Check the listing below line by line and report how many lines hold "Ludmila", with no other words.

• MATERIALS PROVIDED:
::::::::::
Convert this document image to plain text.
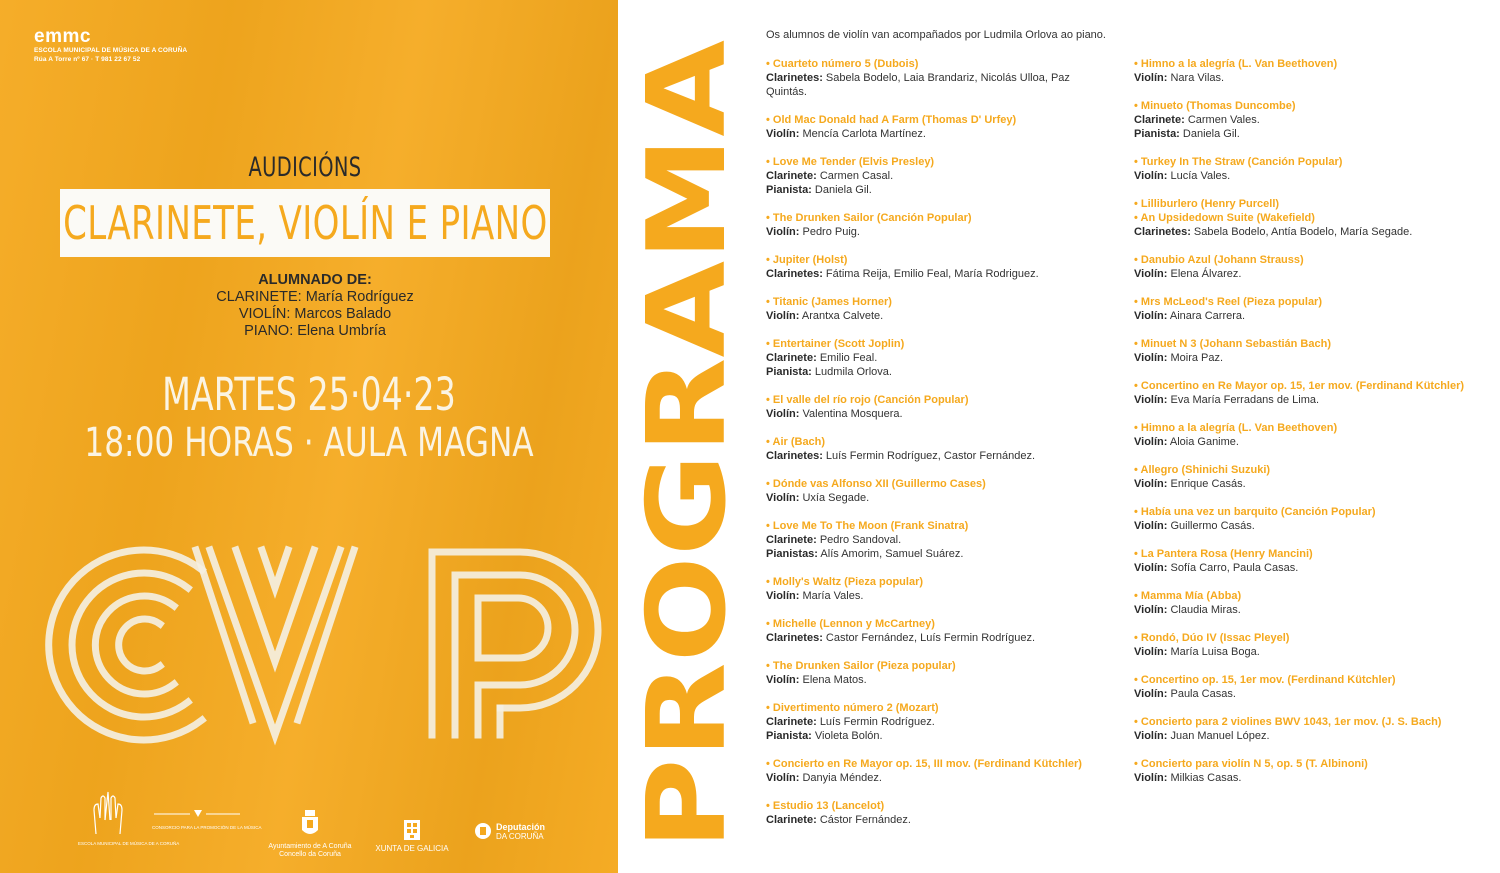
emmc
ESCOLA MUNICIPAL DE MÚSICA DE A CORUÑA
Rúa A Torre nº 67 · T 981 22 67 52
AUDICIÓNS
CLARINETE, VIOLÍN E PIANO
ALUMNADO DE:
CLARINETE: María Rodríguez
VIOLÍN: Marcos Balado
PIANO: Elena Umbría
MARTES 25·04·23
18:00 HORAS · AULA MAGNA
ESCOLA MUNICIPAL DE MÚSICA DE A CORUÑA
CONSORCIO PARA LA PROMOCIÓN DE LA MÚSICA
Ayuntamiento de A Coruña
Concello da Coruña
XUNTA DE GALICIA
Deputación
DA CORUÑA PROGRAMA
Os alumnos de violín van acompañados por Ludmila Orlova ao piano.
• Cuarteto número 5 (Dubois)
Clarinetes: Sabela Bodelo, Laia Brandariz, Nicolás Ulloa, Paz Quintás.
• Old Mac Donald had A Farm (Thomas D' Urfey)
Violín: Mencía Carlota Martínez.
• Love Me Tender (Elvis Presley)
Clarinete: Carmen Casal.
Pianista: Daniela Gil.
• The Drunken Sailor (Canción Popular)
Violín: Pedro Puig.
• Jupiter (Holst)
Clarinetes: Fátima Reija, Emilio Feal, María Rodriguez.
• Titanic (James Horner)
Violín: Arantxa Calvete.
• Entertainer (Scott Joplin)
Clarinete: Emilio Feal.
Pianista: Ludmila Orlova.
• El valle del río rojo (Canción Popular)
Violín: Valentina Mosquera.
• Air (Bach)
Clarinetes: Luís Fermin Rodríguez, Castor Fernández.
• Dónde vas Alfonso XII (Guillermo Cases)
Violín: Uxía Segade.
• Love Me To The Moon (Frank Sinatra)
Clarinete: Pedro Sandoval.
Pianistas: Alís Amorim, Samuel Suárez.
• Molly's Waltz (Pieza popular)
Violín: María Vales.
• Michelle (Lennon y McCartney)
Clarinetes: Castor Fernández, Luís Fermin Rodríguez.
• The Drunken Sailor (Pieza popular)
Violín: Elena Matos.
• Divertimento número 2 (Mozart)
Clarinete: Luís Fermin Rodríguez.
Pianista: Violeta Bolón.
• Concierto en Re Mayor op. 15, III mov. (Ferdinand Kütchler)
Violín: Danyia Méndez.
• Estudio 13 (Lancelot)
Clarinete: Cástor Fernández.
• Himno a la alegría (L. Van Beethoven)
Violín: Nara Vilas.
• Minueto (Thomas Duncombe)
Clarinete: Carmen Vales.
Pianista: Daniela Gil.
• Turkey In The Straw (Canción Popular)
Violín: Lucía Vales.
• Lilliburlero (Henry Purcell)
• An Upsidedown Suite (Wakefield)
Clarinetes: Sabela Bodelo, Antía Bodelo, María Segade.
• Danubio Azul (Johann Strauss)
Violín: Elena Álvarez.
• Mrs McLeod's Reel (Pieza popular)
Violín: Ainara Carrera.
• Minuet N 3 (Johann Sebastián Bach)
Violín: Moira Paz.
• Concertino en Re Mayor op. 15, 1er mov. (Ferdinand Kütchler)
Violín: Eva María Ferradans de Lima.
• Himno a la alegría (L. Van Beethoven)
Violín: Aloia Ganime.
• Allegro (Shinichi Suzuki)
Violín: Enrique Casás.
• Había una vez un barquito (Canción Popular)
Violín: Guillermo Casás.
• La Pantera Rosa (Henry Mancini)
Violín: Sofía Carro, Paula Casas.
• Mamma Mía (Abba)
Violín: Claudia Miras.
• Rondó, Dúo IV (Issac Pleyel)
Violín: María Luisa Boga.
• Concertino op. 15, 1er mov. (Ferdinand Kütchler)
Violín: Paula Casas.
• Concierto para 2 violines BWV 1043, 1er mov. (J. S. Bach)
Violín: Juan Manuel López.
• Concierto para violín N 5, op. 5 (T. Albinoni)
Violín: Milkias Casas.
::::::::::
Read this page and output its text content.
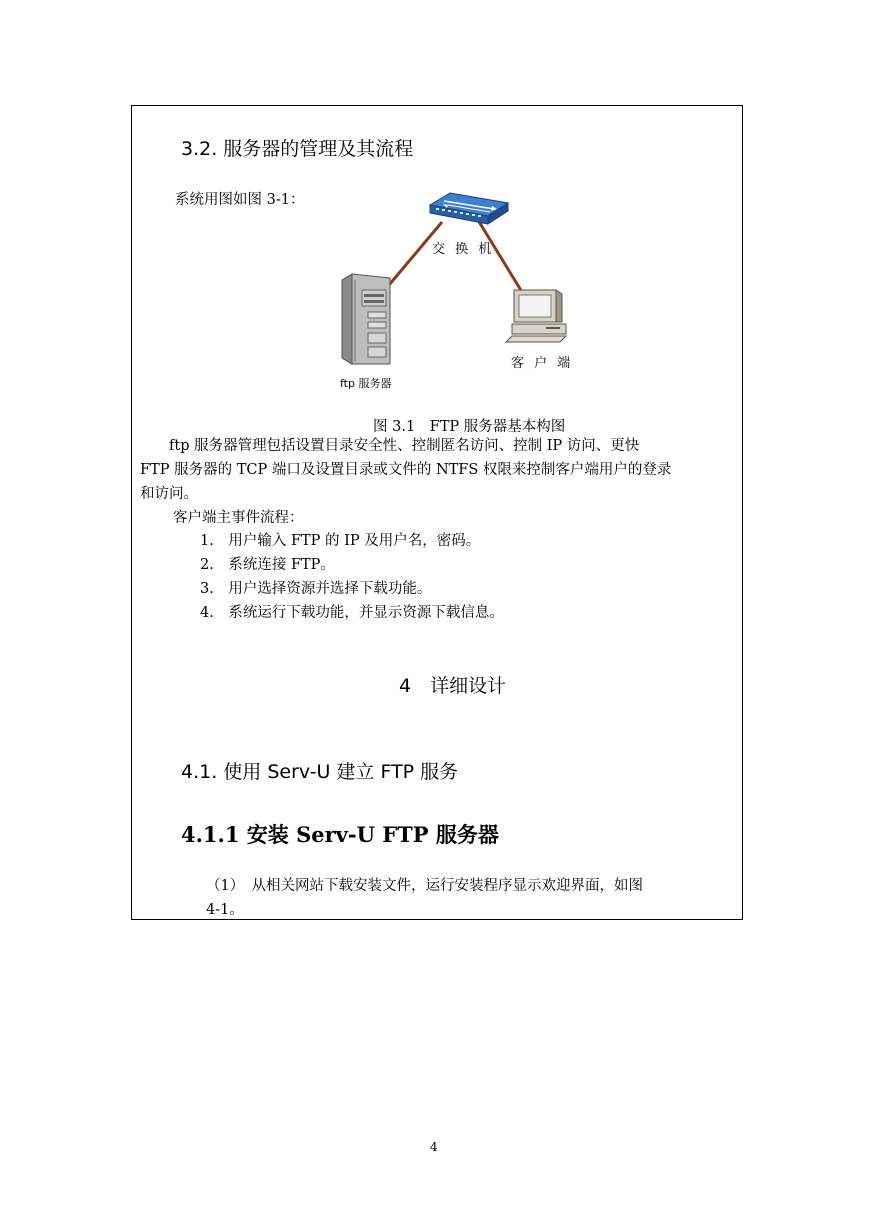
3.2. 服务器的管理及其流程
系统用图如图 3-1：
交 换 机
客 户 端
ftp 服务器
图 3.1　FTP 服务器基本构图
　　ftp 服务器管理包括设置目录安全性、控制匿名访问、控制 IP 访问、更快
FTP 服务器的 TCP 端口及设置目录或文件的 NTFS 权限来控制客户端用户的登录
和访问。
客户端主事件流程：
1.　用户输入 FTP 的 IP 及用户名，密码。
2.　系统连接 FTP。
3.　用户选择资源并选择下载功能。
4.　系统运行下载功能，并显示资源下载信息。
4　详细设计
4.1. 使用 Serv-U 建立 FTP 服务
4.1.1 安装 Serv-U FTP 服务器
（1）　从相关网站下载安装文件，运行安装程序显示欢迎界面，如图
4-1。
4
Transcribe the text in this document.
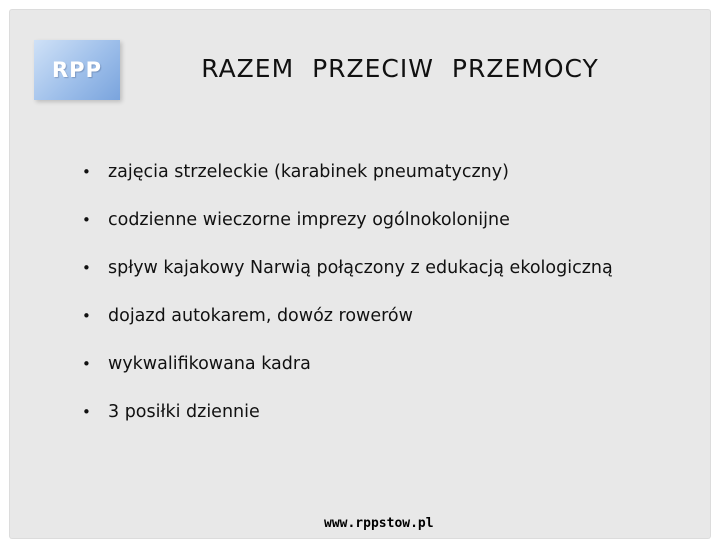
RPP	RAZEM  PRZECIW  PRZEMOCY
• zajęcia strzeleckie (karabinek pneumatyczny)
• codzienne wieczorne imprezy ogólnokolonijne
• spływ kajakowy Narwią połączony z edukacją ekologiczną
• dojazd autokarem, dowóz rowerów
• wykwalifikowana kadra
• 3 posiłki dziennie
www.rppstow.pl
::::::::::
• CORRECT ANSWER: 2